* [Short problem]:
Repeat the material below exactly, line for line.
:: Records shown ::
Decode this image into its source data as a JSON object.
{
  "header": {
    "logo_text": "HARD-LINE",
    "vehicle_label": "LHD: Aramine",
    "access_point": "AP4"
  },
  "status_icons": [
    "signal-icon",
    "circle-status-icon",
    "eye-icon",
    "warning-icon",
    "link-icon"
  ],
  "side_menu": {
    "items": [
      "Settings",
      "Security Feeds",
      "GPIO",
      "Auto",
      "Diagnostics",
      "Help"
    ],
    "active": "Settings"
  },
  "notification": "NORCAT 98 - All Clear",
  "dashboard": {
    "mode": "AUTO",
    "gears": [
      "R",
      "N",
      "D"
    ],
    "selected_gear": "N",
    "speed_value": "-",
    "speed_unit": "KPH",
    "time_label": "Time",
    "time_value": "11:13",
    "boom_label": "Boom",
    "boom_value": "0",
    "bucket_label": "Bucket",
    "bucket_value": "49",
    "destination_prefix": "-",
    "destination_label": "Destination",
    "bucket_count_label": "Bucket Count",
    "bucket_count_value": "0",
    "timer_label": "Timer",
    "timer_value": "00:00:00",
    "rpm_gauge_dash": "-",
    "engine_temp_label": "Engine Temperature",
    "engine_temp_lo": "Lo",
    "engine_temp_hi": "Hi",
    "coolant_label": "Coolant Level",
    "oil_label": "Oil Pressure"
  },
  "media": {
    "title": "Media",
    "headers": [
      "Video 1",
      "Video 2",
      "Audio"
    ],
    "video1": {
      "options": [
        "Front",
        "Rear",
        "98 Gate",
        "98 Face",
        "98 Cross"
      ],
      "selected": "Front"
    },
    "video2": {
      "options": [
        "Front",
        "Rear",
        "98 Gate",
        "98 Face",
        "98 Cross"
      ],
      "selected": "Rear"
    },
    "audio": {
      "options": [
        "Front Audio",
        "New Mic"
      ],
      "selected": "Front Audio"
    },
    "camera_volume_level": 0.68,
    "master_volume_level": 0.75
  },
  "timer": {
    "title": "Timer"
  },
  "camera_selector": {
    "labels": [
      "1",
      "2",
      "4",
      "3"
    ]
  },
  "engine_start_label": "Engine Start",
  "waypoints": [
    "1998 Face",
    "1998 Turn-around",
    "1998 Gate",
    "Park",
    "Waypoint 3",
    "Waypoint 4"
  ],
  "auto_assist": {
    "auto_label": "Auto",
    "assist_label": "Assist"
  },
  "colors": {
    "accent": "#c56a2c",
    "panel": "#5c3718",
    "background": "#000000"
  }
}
:::
* [Finished answer]:
Decode this image into its source data as a JSON object.
{
  "header": {
    "logo_text": "HARD-LINE",
    "vehicle_label": "LHD: Aramine",
    "access_point": "AP4"
  },
  "status_icons": [
    "signal-icon",
    "circle-status-icon",
    "eye-icon",
    "warning-icon",
    "link-icon"
  ],
  "side_menu": {
    "items": [
      "Settings",
      "Security Feeds",
      "GPIO",
      "Auto",
      "Diagnostics",
      "Help"
    ],
    "active": "Settings"
  },
  "notification": "NORCAT 98 - All Clear",
  "dashboard": {
    "mode": "AUTO",
    "gears": [
      "R",
      "N",
      "D"
    ],
    "selected_gear": "N",
    "speed_value": "-",
    "speed_unit": "KPH",
    "time_label": "Time",
    "time_value": "11:13",
    "boom_label": "Boom",
    "boom_value": "0",
    "bucket_label": "Bucket",
    "bucket_value": "49",
    "destination_prefix": "-",
    "destination_label": "Destination",
    "bucket_count_label": "Bucket Count",
    "bucket_count_value": "0",
    "timer_label": "Timer",
    "timer_value": "00:00:00",
    "rpm_gauge_dash": "-",
    "engine_temp_label": "Engine Temperature",
    "engine_temp_lo": "Lo",
    "engine_temp_hi": "Hi",
    "coolant_label": "Coolant Level",
    "oil_label": "Oil Pressure"
  },
  "media": {
    "title": "Media",
    "headers": [
      "Video 1",
      "Video 2",
      "Audio"
    ],
    "video1": {
      "options": [
        "Front",
        "Rear",
        "98 Gate",
        "98 Face",
        "98 Cross"
      ],
      "selected": "Front"
    },
    "video2": {
      "options": [
        "Front",
        "Rear",
        "98 Gate",
        "98 Face",
        "98 Cross"
      ],
      "selected": "Rear"
    },
    "audio": {
      "options": [
        "Front Audio",
        "New Mic"
      ],
      "selected": "Front Audio"
    },
    "camera_volume_level": 0.68,
    "master_volume_level": 0.75
  },
  "timer": {
    "title": "Timer"
  },
  "camera_selector": {
    "labels": [
      "1",
      "2",
      "4",
      "3"
    ]
  },
  "engine_start_label": "Engine Start",
  "waypoints": [
    "1998 Face",
    "1998 Turn-around",
    "1998 Gate",
    "Park",
    "Waypoint 3",
    "Waypoint 4"
  ],
  "auto_assist": {
    "auto_label": "Auto",
    "assist_label": "Assist"
  },
  "colors": {
    "accent": "#c56a2c",
    "panel": "#5c3718",
    "background": "#000000"
  }
}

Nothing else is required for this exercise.